Required work> Skip any picture you find and retype all the remaining lines exactly.

— BEGIN Data supplied —

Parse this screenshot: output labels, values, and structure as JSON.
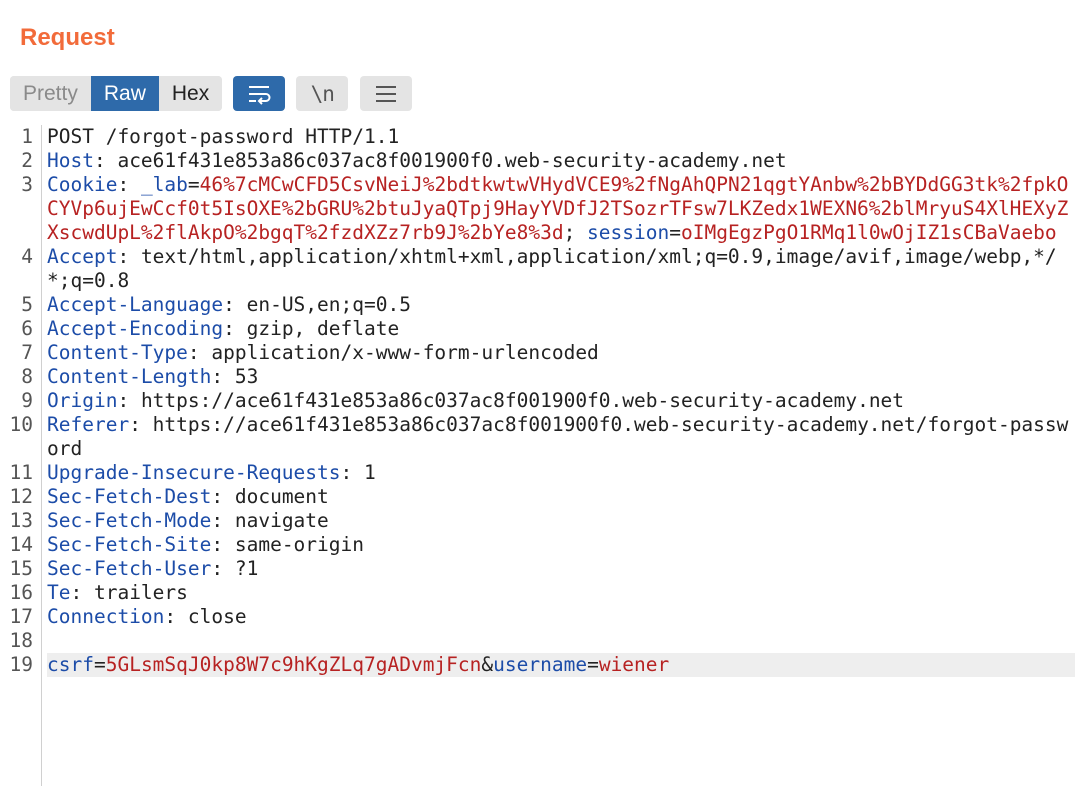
{
  "panel": {
    "title": "Request"
  },
  "tabs": [
    {
      "label": "Pretty"
    },
    {
      "label": "Raw"
    },
    {
      "label": "Hex"
    }
  ],
  "tools": {
    "wrap_icon": "wrap-lines-icon",
    "newline_glyph": "\\n",
    "menu_icon": "hamburger-menu-icon"
  },
  "colors": {
    "title": "#f26b3a",
    "active": "#2e6aaa",
    "header_name": "#1c4ca8",
    "param_value": "#b72222"
  },
  "request": {
    "l1": {
      "text": "POST /forgot-password HTTP/1.1"
    },
    "l2": {
      "name": "Host",
      "value": "ace61f431e853a86c037ac8f001900f0.web-security-academy.net"
    },
    "l3": {
      "name": "Cookie",
      "c1_name": "_lab",
      "c1_value": "46%7cMCwCFD5CsvNeiJ%2bdtkwtwVHydVCE9%2fNgAhQPN21qgtYAnbw%2bBYDdGG3tk%2fpkOCYVp6ujEwCcf0t5IsOXE%2bGRU%2btuJyaQTpj9HayYVDfJ2TSozrTFsw7LKZedx1WEXN6%2blMryuS4XlHEXyZXscwdUpL%2flAkpO%2bgqT%2fzdXZz7rb9J%2bYe8%3d",
      "c2_name": "session",
      "c2_value": "oIMgEgzPgO1RMq1l0wOjIZ1sCBaVaebo"
    },
    "l4": {
      "name": "Accept",
      "value": "text/html,application/xhtml+xml,application/xml;q=0.9,image/avif,image/webp,*/*;q=0.8"
    },
    "l5": {
      "name": "Accept-Language",
      "value": "en-US,en;q=0.5"
    },
    "l6": {
      "name": "Accept-Encoding",
      "value": "gzip, deflate"
    },
    "l7": {
      "name": "Content-Type",
      "value": "application/x-www-form-urlencoded"
    },
    "l8": {
      "name": "Content-Length",
      "value": "53"
    },
    "l9": {
      "name": "Origin",
      "value": "https://ace61f431e853a86c037ac8f001900f0.web-security-academy.net"
    },
    "l10": {
      "name": "Referer",
      "value": "https://ace61f431e853a86c037ac8f001900f0.web-security-academy.net/forgot-password"
    },
    "l11": {
      "name": "Upgrade-Insecure-Requests",
      "value": "1"
    },
    "l12": {
      "name": "Sec-Fetch-Dest",
      "value": "document"
    },
    "l13": {
      "name": "Sec-Fetch-Mode",
      "value": "navigate"
    },
    "l14": {
      "name": "Sec-Fetch-Site",
      "value": "same-origin"
    },
    "l15": {
      "name": "Sec-Fetch-User",
      "value": "?1"
    },
    "l16": {
      "name": "Te",
      "value": "trailers"
    },
    "l17": {
      "name": "Connection",
      "value": "close"
    },
    "l19": {
      "p1_name": "csrf",
      "p1_value": "5GLsmSqJ0kp8W7c9hKgZLq7gADvmjFcn",
      "p2_name": "username",
      "p2_value": "wiener"
    }
  },
  "line_numbers": [
    "1",
    "2",
    "3",
    "4",
    "5",
    "6",
    "7",
    "8",
    "9",
    "10",
    "11",
    "12",
    "13",
    "14",
    "15",
    "16",
    "17",
    "18",
    "19"
  ]
}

— END Data supplied —

Written answer>
Parse this screenshot: output labels, values, and structure as JSON.
{
  "panel": {
    "title": "Request"
  },
  "tabs": [
    {
      "label": "Pretty"
    },
    {
      "label": "Raw"
    },
    {
      "label": "Hex"
    }
  ],
  "tools": {
    "wrap_icon": "wrap-lines-icon",
    "newline_glyph": "\\n",
    "menu_icon": "hamburger-menu-icon"
  },
  "colors": {
    "title": "#f26b3a",
    "active": "#2e6aaa",
    "header_name": "#1c4ca8",
    "param_value": "#b72222"
  },
  "request": {
    "l1": {
      "text": "POST /forgot-password HTTP/1.1"
    },
    "l2": {
      "name": "Host",
      "value": "ace61f431e853a86c037ac8f001900f0.web-security-academy.net"
    },
    "l3": {
      "name": "Cookie",
      "c1_name": "_lab",
      "c1_value": "46%7cMCwCFD5CsvNeiJ%2bdtkwtwVHydVCE9%2fNgAhQPN21qgtYAnbw%2bBYDdGG3tk%2fpkOCYVp6ujEwCcf0t5IsOXE%2bGRU%2btuJyaQTpj9HayYVDfJ2TSozrTFsw7LKZedx1WEXN6%2blMryuS4XlHEXyZXscwdUpL%2flAkpO%2bgqT%2fzdXZz7rb9J%2bYe8%3d",
      "c2_name": "session",
      "c2_value": "oIMgEgzPgO1RMq1l0wOjIZ1sCBaVaebo"
    },
    "l4": {
      "name": "Accept",
      "value": "text/html,application/xhtml+xml,application/xml;q=0.9,image/avif,image/webp,*/*;q=0.8"
    },
    "l5": {
      "name": "Accept-Language",
      "value": "en-US,en;q=0.5"
    },
    "l6": {
      "name": "Accept-Encoding",
      "value": "gzip, deflate"
    },
    "l7": {
      "name": "Content-Type",
      "value": "application/x-www-form-urlencoded"
    },
    "l8": {
      "name": "Content-Length",
      "value": "53"
    },
    "l9": {
      "name": "Origin",
      "value": "https://ace61f431e853a86c037ac8f001900f0.web-security-academy.net"
    },
    "l10": {
      "name": "Referer",
      "value": "https://ace61f431e853a86c037ac8f001900f0.web-security-academy.net/forgot-password"
    },
    "l11": {
      "name": "Upgrade-Insecure-Requests",
      "value": "1"
    },
    "l12": {
      "name": "Sec-Fetch-Dest",
      "value": "document"
    },
    "l13": {
      "name": "Sec-Fetch-Mode",
      "value": "navigate"
    },
    "l14": {
      "name": "Sec-Fetch-Site",
      "value": "same-origin"
    },
    "l15": {
      "name": "Sec-Fetch-User",
      "value": "?1"
    },
    "l16": {
      "name": "Te",
      "value": "trailers"
    },
    "l17": {
      "name": "Connection",
      "value": "close"
    },
    "l19": {
      "p1_name": "csrf",
      "p1_value": "5GLsmSqJ0kp8W7c9hKgZLq7gADvmjFcn",
      "p2_name": "username",
      "p2_value": "wiener"
    }
  },
  "line_numbers": [
    "1",
    "2",
    "3",
    "4",
    "5",
    "6",
    "7",
    "8",
    "9",
    "10",
    "11",
    "12",
    "13",
    "14",
    "15",
    "16",
    "17",
    "18",
    "19"
  ]
}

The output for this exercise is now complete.